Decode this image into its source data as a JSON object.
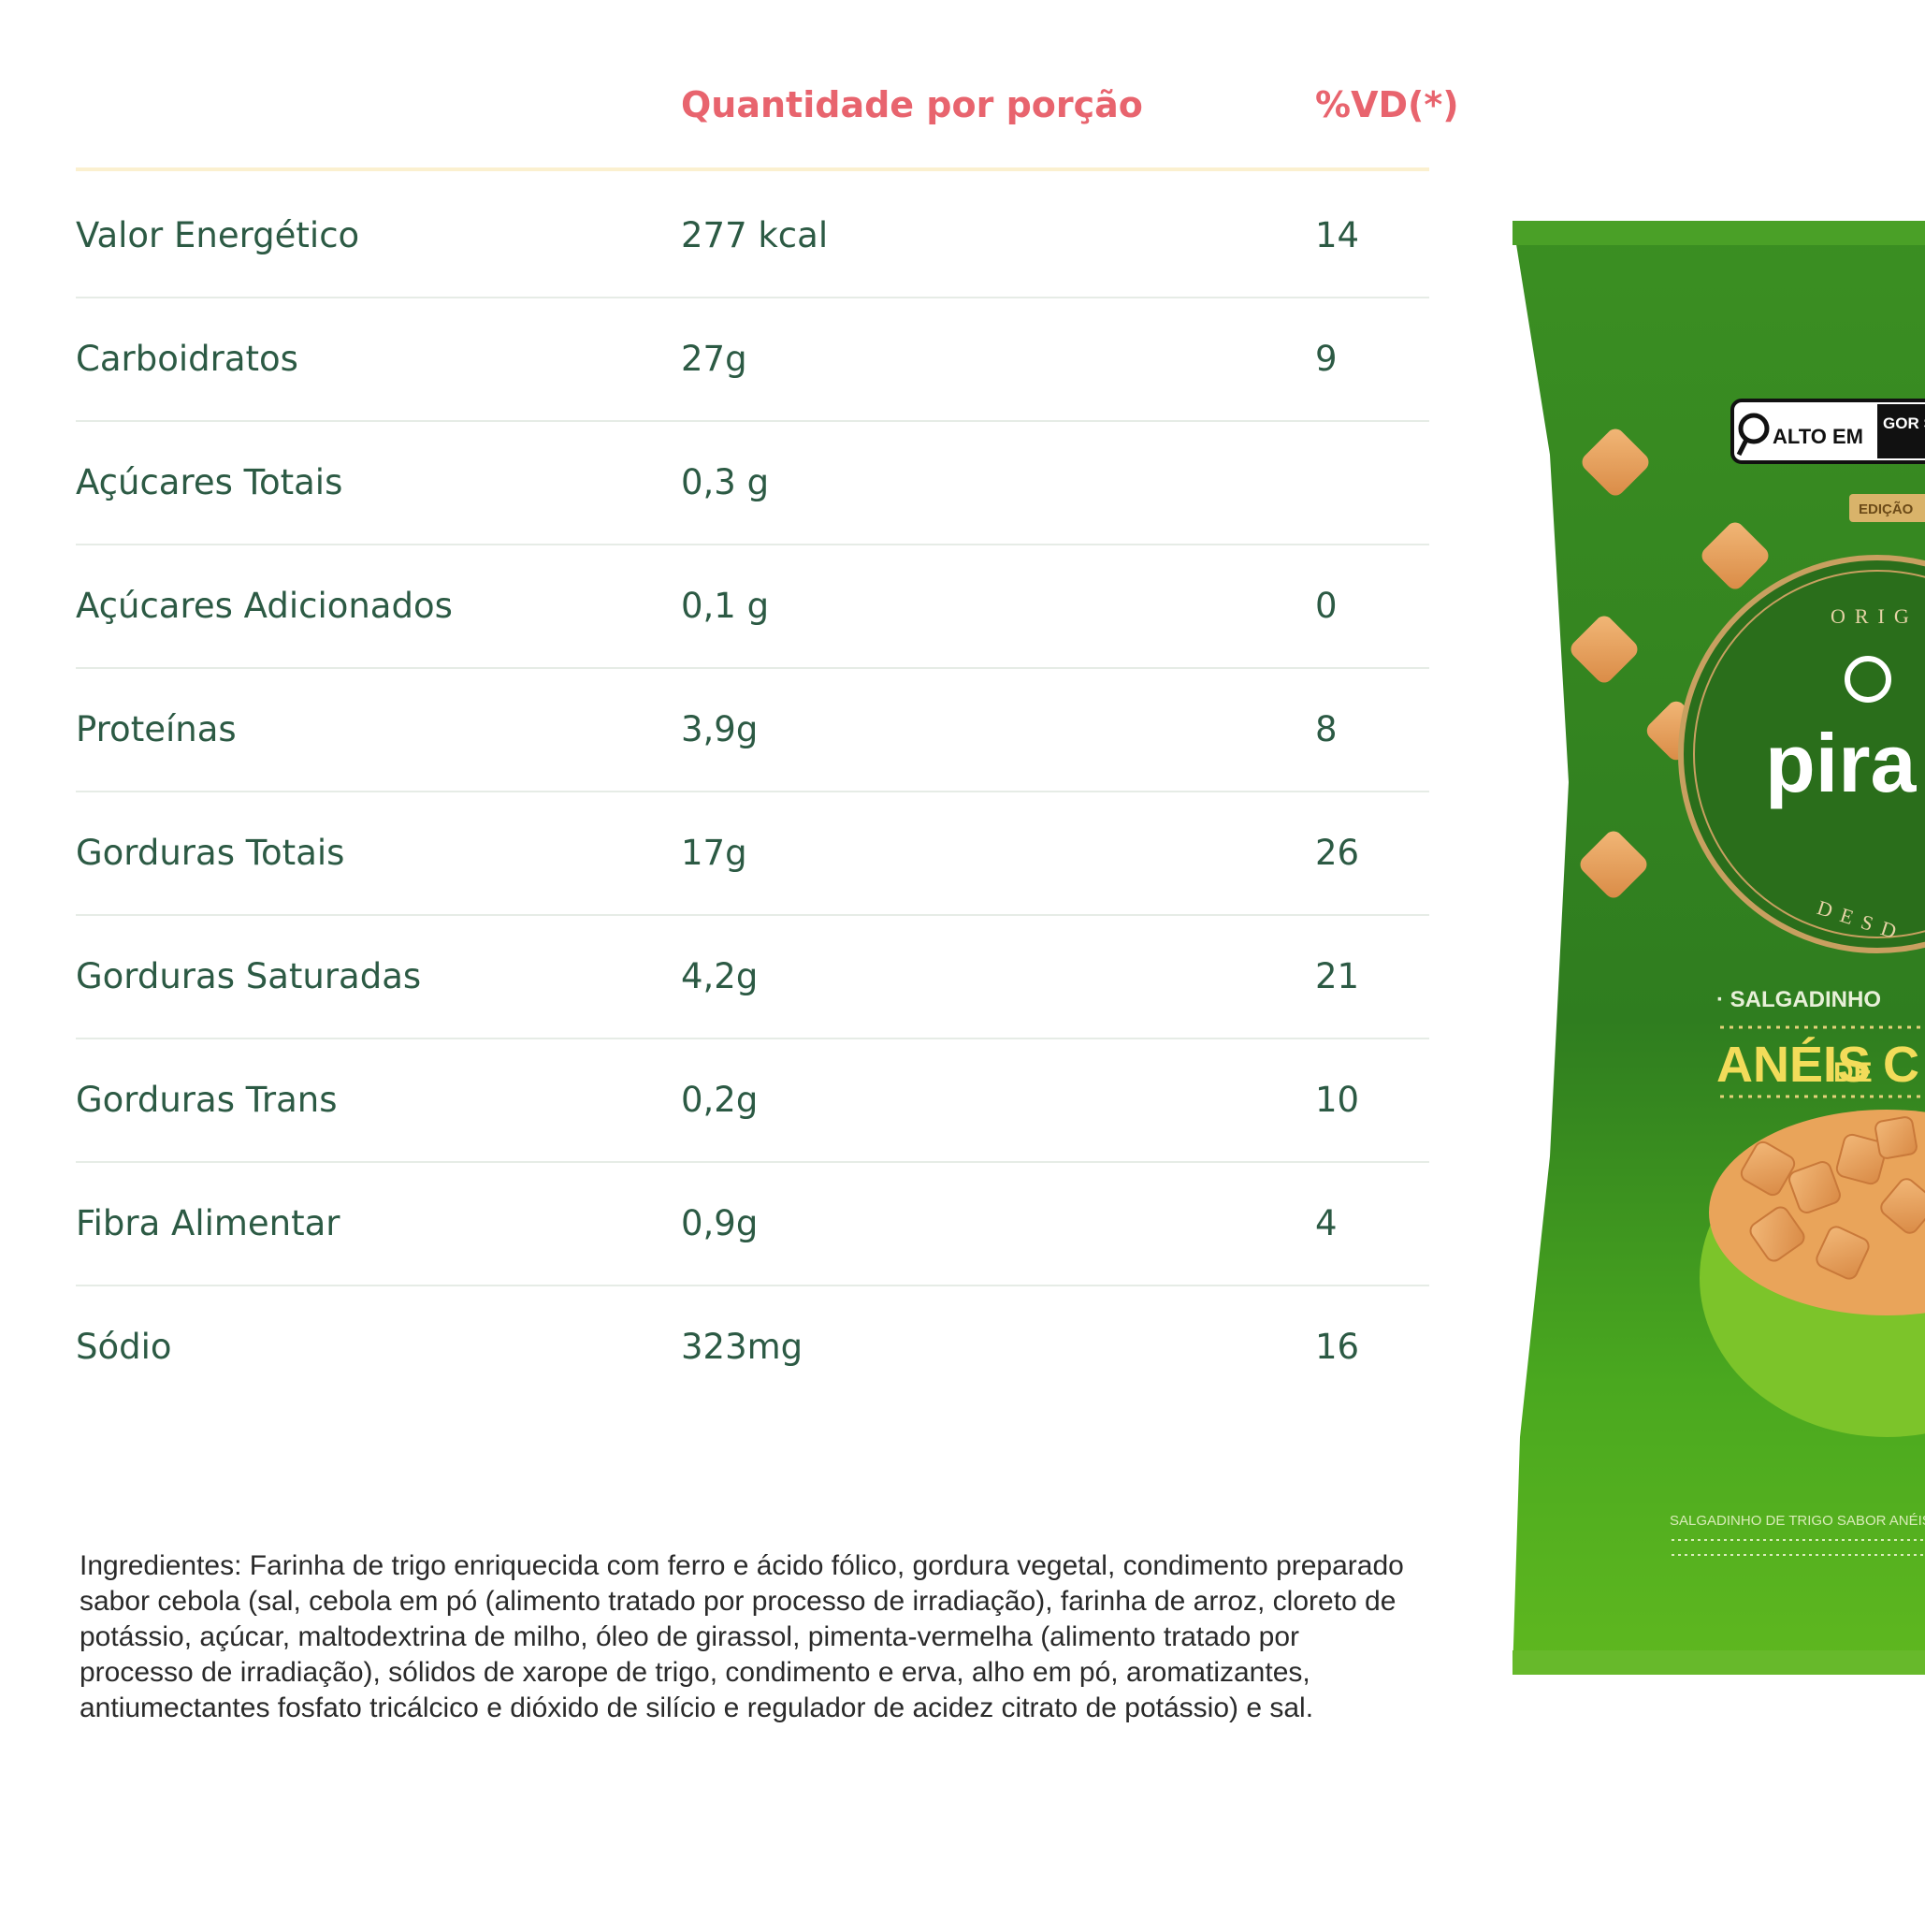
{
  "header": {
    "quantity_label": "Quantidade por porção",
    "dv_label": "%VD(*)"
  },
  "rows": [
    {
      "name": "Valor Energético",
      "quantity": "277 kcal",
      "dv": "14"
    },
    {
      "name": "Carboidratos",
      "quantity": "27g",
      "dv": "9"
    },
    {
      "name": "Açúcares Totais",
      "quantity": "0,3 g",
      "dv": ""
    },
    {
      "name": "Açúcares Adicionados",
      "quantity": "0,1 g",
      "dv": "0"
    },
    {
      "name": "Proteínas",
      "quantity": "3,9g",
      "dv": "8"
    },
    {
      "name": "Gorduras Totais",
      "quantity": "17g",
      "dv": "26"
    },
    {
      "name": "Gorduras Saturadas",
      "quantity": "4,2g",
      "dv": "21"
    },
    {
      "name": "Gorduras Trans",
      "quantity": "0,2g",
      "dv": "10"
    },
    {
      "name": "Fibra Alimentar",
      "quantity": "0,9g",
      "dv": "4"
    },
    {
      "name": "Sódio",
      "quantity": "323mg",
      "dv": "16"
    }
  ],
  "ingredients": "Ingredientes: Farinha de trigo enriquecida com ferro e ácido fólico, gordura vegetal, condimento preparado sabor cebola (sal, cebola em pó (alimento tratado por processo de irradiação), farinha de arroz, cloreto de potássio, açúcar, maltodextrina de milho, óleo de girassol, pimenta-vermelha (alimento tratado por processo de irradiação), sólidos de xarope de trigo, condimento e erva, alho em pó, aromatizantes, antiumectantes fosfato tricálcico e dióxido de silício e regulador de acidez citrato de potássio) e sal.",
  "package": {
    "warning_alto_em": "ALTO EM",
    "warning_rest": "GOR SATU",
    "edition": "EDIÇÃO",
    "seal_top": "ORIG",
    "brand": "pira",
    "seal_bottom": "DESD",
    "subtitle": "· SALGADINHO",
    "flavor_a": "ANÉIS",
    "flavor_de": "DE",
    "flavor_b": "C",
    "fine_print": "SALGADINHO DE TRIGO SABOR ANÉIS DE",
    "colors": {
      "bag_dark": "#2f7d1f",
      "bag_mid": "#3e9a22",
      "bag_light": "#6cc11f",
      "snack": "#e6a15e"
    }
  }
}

____

- Exercise objective: Only a number is wanted: how many lines contain the word "Totais"?

- Completed exercise: 2